# [Your task]
Copy the data below exactly, omitting any picture it contains.

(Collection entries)
------------------------------------
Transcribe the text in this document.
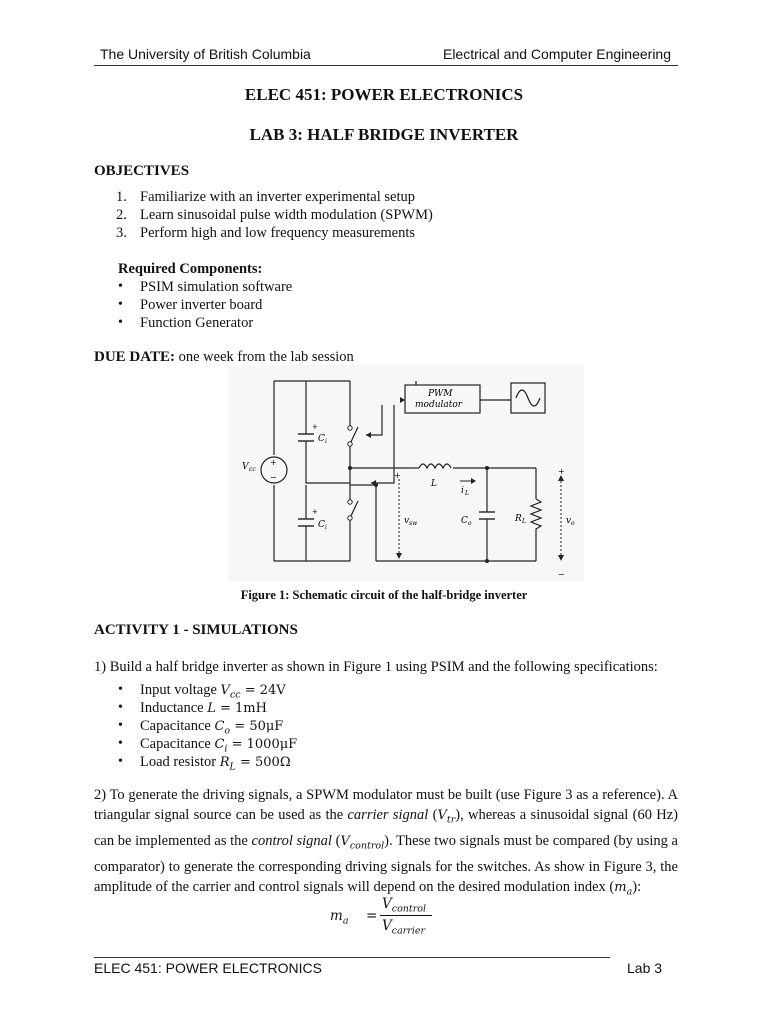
The University of British Columbia	Electrical and Computer Engineering
ELEC 451: POWER ELECTRONICS
LAB 3: HALF BRIDGE INVERTER
OBJECTIVES
1. Familiarize with an inverter experimental setup
2. Learn sinusoidal pulse width modulation (SPWM)
3. Perform high and low frequency measurements
Required Components:
• PSIM simulation software
• Power inverter board
• Function Generator
DUE DATE: one week from the lab session
+
−
V cc
PWM
modulator
+	+
−
+
C i
+
C i
L
i L
v sw	C o	R L	v o
Figure 1: Schematic circuit of the half-bridge inverter
ACTIVITY 1 - SIMULATIONS
1) Build a half bridge inverter as shown in Figure 1 using PSIM and the following specifications:
• Input voltage $V_{cc} = 24V$
• Inductance L = 1mH
• Capacitance $C_o = 50\mu F$
• Capacitance $C_i = 1000\mu F$
• Load resistor $R_L = 500\Omega$
2) To generate the driving signals, a SPWM modulator must be built (use Figure 3 as a reference). A triangular signal source can be used as the carrier signal $(V_{tr})$, whereas a sinusoidal signal (60 Hz) can be implemented as the control signal $(V_{control})$. These two signals must be compared (by using a comparator) to generate the corresponding driving signals for the switches. As show in Figure 3, the amplitude of the carrier and control signals will depend on the desired modulation index $(m_a)$:
$m_a$ =
$V_{control}$
$V_{carrier}$
ELEC 451: POWER ELECTRONICS	Lab 3
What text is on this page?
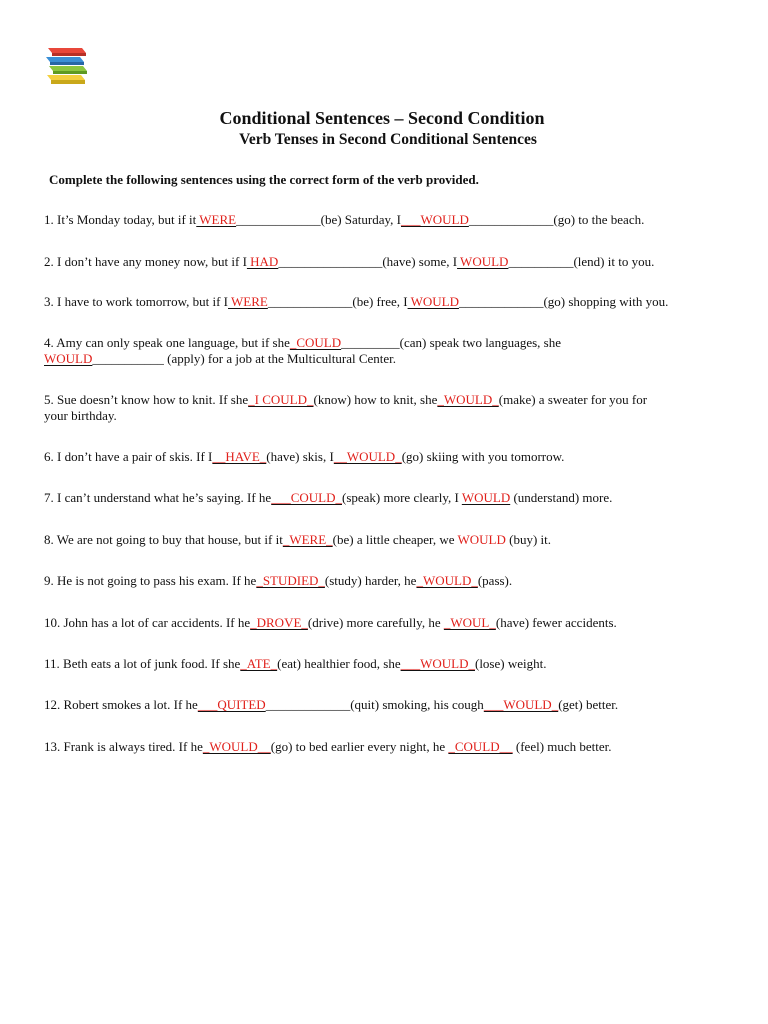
Conditional Sentences – Second Condition
Verb Tenses in Second Conditional Sentences
Complete the following sentences using the correct form of the verb provided.
1. It’s Monday today, but if it WERE_____________(be) Saturday, I___WOULD_____________(go) to the beach.
2. I don’t have any money now, but if I HAD________________(have) some, I WOULD__________(lend) it to you.
3. I have to work tomorrow, but if I WERE_____________(be) free, I WOULD_____________(go) shopping with you.
4. Amy can only speak one language, but if she_COULD_________(can) speak two languages, she
WOULD___________ (apply) for a job at the Multicultural Center.
5. Sue doesn’t know how to knit. If she_I COULD_(know) how to knit, she_WOULD_(make) a sweater for you for
your birthday.
6. I don’t have a pair of skis. If I__HAVE_(have) skis, I__WOULD_(go) skiing with you tomorrow.
7. I can’t understand what he’s saying. If he___COULD_(speak) more clearly, I WOULD (understand) more.
8. We are not going to buy that house, but if it_WERE_(be) a little cheaper, we WOULD (buy) it.
9. He is not going to pass his exam. If he_STUDIED_(study) harder, he_WOULD_(pass).
10. John has a lot of car accidents. If he_DROVE_(drive) more carefully, he _WOUL_(have) fewer accidents.
11. Beth eats a lot of junk food. If she_ATE_(eat) healthier food, she___WOULD_(lose) weight.
12. Robert smokes a lot. If he___QUITED_____________(quit) smoking, his cough___WOULD_(get) better.
13. Frank is always tired. If he_WOULD__(go) to bed earlier every night, he _COULD__ (feel) much better.
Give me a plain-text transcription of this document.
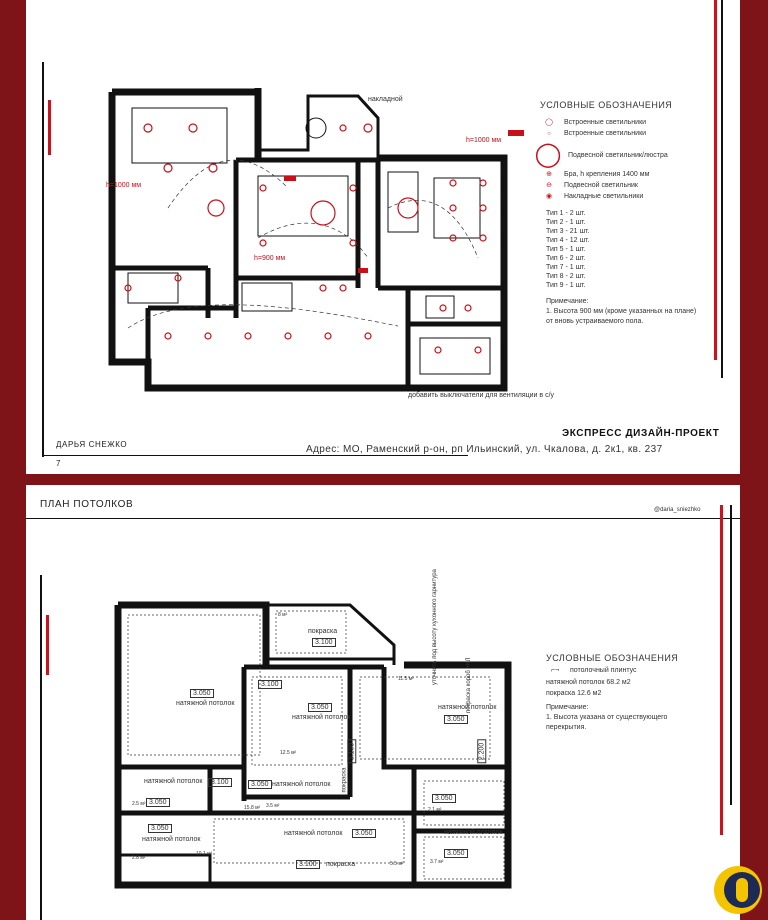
накладной
h=1000 мм
h=900 мм
h=1000 мм
добавить выключатели для вентиляции в с/у
УСЛОВНЫЕ ОБОЗНАЧЕНИЯ
◯	Встроенные светильники
○	Встроенные светильники
◯ Подвесной светильник/люстра
⊕	Бра, h крепления 1400 мм
⊖	Подвесной светильник
◉	Накладные светильники
Тип 1 - 2 шт.
Тип 2 - 1 шт.
Тип 3 - 21 шт.
Тип 4 - 12 шт.
Тип 5 - 1 шт.
Тип 6 - 2 шт.
Тип 7 - 1 шт.
Тип 8 - 2 шт.
Тип 9 - 1 шт.
Примечание:
1. Высота 900 мм (кроме указанных на плане)
от вновь устраиваемого пола.
ДАРЬЯ СНЕЖКО
7
ЭКСПРЕСС ДИЗАЙН-ПРОЕКТ
Адрес: МО, Раменский р-он, рп Ильинский, ул. Чкалова, д. 2к1, кв. 237
ПЛАН ПОТОЛКОВ	@daria_sniezhko
3.050
натяжной потолок
покраска
3.100
8 м²
3.050
натяжной потолок
12.5 м²
натяжной потолок
3.050
11.5 м²
натяжной потолок
3.050
2.5 м²
3.050 натяжной потолок
3.5 м²
3.050
натяжной потолок
2.8 м²
натяжной потолок	3.050
10.1 м²
натяжной потолок
3.050
3.7 м²
3.050
2.1 м²
3.100	покраска	5.5 м²
3.100
3.100
3.100	2.200
уточнить под высоту кухонного гарнитура
покраска
покраска короб +КЛ
15.8 м²
УСЛОВНЫЕ ОБОЗНАЧЕНИЯ
⌐¬	потолочный плинтус
натяжной потолок 68.2 м2
покраска 12.6 м2
Примечание:
1. Высота указана от существующего
перекрытия.
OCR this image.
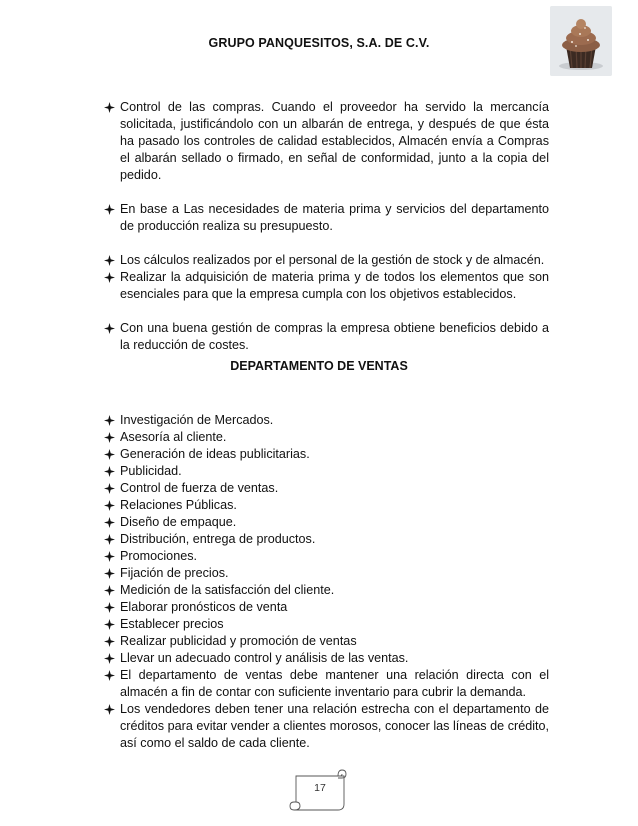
GRUPO PANQUESITOS, S.A. DE C.V.
Control de las compras. Cuando el proveedor ha servido la mercancía solicitada, justificándolo con un albarán de entrega, y después de que ésta ha pasado los controles de calidad establecidos, Almacén envía a Compras el albarán sellado o firmado, en señal de conformidad, junto a la copia del pedido.
En base a Las necesidades de materia prima y servicios del departamento de producción realiza su presupuesto.
Los cálculos realizados por el personal de la gestión de stock y de almacén.
Realizar la adquisición de materia prima y de todos los elementos que son esenciales para que la empresa cumpla con los objetivos establecidos.
Con una buena gestión de compras la empresa obtiene beneficios debido a la reducción de costes.
DEPARTAMENTO DE VENTAS
Investigación de Mercados.
Asesoría al cliente.
Generación de ideas publicitarias.
Publicidad.
Control de fuerza de ventas.
Relaciones Públicas.
Diseño de empaque.
Distribución, entrega de productos.
Promociones.
Fijación de precios.
Medición de la satisfacción del cliente.
Elaborar pronósticos de venta
Establecer precios
Realizar publicidad y promoción de ventas
Llevar un adecuado control y análisis de las ventas.
El departamento de ventas debe mantener una relación directa con el almacén a fin de contar con suficiente inventario para cubrir la demanda.
Los vendedores deben tener una relación estrecha con el departamento de créditos para evitar vender a clientes morosos, conocer las líneas de crédito, así como el saldo de cada cliente.
17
------------------------------------
# [Response to this exercise]
Transcribe the text in this document.
The University of British Columbia	Electrical and Computer Engineering
ELEC 451: POWER ELECTRONICS
LAB 3: HALF BRIDGE INVERTER
OBJECTIVES
1. Familiarize with an inverter experimental setup
2. Learn sinusoidal pulse width modulation (SPWM)
3. Perform high and low frequency measurements
Required Components:
• PSIM simulation software
• Power inverter board
• Function Generator
DUE DATE: one week from the lab session
+
−
V cc
PWM
modulator
+	+
−
+
C i
+
C i
L
i L
v sw	C o	R L	v o
Figure 1: Schematic circuit of the half-bridge inverter
ACTIVITY 1 - SIMULATIONS
1) Build a half bridge inverter as shown in Figure 1 using PSIM and the following specifications:
• Input voltage $V_{cc} = 24V$
• Inductance L = 1mH
• Capacitance $C_o = 50\mu F$
• Capacitance $C_i = 1000\mu F$
• Load resistor $R_L = 500\Omega$
2) To generate the driving signals, a SPWM modulator must be built (use Figure 3 as a reference). A triangular signal source can be used as the carrier signal $(V_{tr})$, whereas a sinusoidal signal (60 Hz) can be implemented as the control signal $(V_{control})$. These two signals must be compared (by using a comparator) to generate the corresponding driving signals for the switches. As show in Figure 3, the amplitude of the carrier and control signals will depend on the desired modulation index $(m_a)$:
$m_a$ =
$V_{control}$
$V_{carrier}$
ELEC 451: POWER ELECTRONICS	Lab 3
What text is on this page?
Conditional Sentences – Second Condition
Verb Tenses in Second Conditional Sentences
Complete the following sentences using the correct form of the verb provided.
1. It’s Monday today, but if it WERE_____________(be) Saturday, I___WOULD_____________(go) to the beach.
2. I don’t have any money now, but if I HAD________________(have) some, I WOULD__________(lend) it to you.
3. I have to work tomorrow, but if I WERE_____________(be) free, I WOULD_____________(go) shopping with you.
4. Amy can only speak one language, but if she_COULD_________(can) speak two languages, she
WOULD___________ (apply) for a job at the Multicultural Center.
5. Sue doesn’t know how to knit. If she_I COULD_(know) how to knit, she_WOULD_(make) a sweater for you for
your birthday.
6. I don’t have a pair of skis. If I__HAVE_(have) skis, I__WOULD_(go) skiing with you tomorrow.
7. I can’t understand what he’s saying. If he___COULD_(speak) more clearly, I WOULD (understand) more.
8. We are not going to buy that house, but if it_WERE_(be) a little cheaper, we WOULD (buy) it.
9. He is not going to pass his exam. If he_STUDIED_(study) harder, he_WOULD_(pass).
10. John has a lot of car accidents. If he_DROVE_(drive) more carefully, he _WOUL_(have) fewer accidents.
11. Beth eats a lot of junk food. If she_ATE_(eat) healthier food, she___WOULD_(lose) weight.
12. Robert smokes a lot. If he___QUITED_____________(quit) smoking, his cough___WOULD_(get) better.
13. Frank is always tired. If he_WOULD__(go) to bed earlier every night, he _COULD__ (feel) much better.
Give me a plain-text transcription of this document.
накладной
h=1000 мм
h=900 мм
h=1000 мм
добавить выключатели для вентиляции в с/у
УСЛОВНЫЕ ОБОЗНАЧЕНИЯ
◯	Встроенные светильники
○	Встроенные светильники
◯ Подвесной светильник/люстра
⊕	Бра, h крепления 1400 мм
⊖	Подвесной светильник
◉	Накладные светильники
Тип 1 - 2 шт.
Тип 2 - 1 шт.
Тип 3 - 21 шт.
Тип 4 - 12 шт.
Тип 5 - 1 шт.
Тип 6 - 2 шт.
Тип 7 - 1 шт.
Тип 8 - 2 шт.
Тип 9 - 1 шт.
Примечание:
1. Высота 900 мм (кроме указанных на плане)
от вновь устраиваемого пола.
ДАРЬЯ СНЕЖКО
7
ЭКСПРЕСС ДИЗАЙН-ПРОЕКТ
Адрес: МО, Раменский р-он, рп Ильинский, ул. Чкалова, д. 2к1, кв. 237
ПЛАН ПОТОЛКОВ	@daria_sniezhko
3.050
натяжной потолок
покраска
3.100
8 м²
3.050
натяжной потолок
12.5 м²
натяжной потолок
3.050
11.5 м²
натяжной потолок
3.050
2.5 м²
3.050 натяжной потолок
3.5 м²
3.050
натяжной потолок
2.8 м²
натяжной потолок	3.050
10.1 м²
натяжной потолок
3.050
3.7 м²
3.050
2.1 м²
3.100	покраска	5.5 м²
3.100
3.100
3.100	2.200
уточнить под высоту кухонного гарнитура
покраска
покраска короб +КЛ
15.8 м²
УСЛОВНЫЕ ОБОЗНАЧЕНИЯ
⌐¬	потолочный плинтус
натяжной потолок 68.2 м2
покраска 12.6 м2
Примечание:
1. Высота указана от существующего
перекрытия.
OCR this image.
GRUPO PANQUESITOS, S.A. DE C.V.
Control de las compras. Cuando el proveedor ha servido la mercancía solicitada, justificándolo con un albarán de entrega, y después de que ésta ha pasado los controles de calidad establecidos, Almacén envía a Compras el albarán sellado o firmado, en señal de conformidad, junto a la copia del pedido.
En base a Las necesidades de materia prima y servicios del departamento de producción realiza su presupuesto.
Los cálculos realizados por el personal de la gestión de stock y de almacén.
Realizar la adquisición de materia prima y de todos los elementos que son esenciales para que la empresa cumpla con los objetivos establecidos.
Con una buena gestión de compras la empresa obtiene beneficios debido a la reducción de costes.
DEPARTAMENTO DE VENTAS
Investigación de Mercados.
Asesoría al cliente.
Generación de ideas publicitarias.
Publicidad.
Control de fuerza de ventas.
Relaciones Públicas.
Diseño de empaque.
Distribución, entrega de productos.
Promociones.
Fijación de precios.
Medición de la satisfacción del cliente.
Elaborar pronósticos de venta
Establecer precios
Realizar publicidad y promoción de ventas
Llevar un adecuado control y análisis de las ventas.
El departamento de ventas debe mantener una relación directa con el almacén a fin de contar con suficiente inventario para cubrir la demanda.
Los vendedores deben tener una relación estrecha con el departamento de créditos para evitar vender a clientes morosos, conocer las líneas de crédito, así como el saldo de cada cliente.
17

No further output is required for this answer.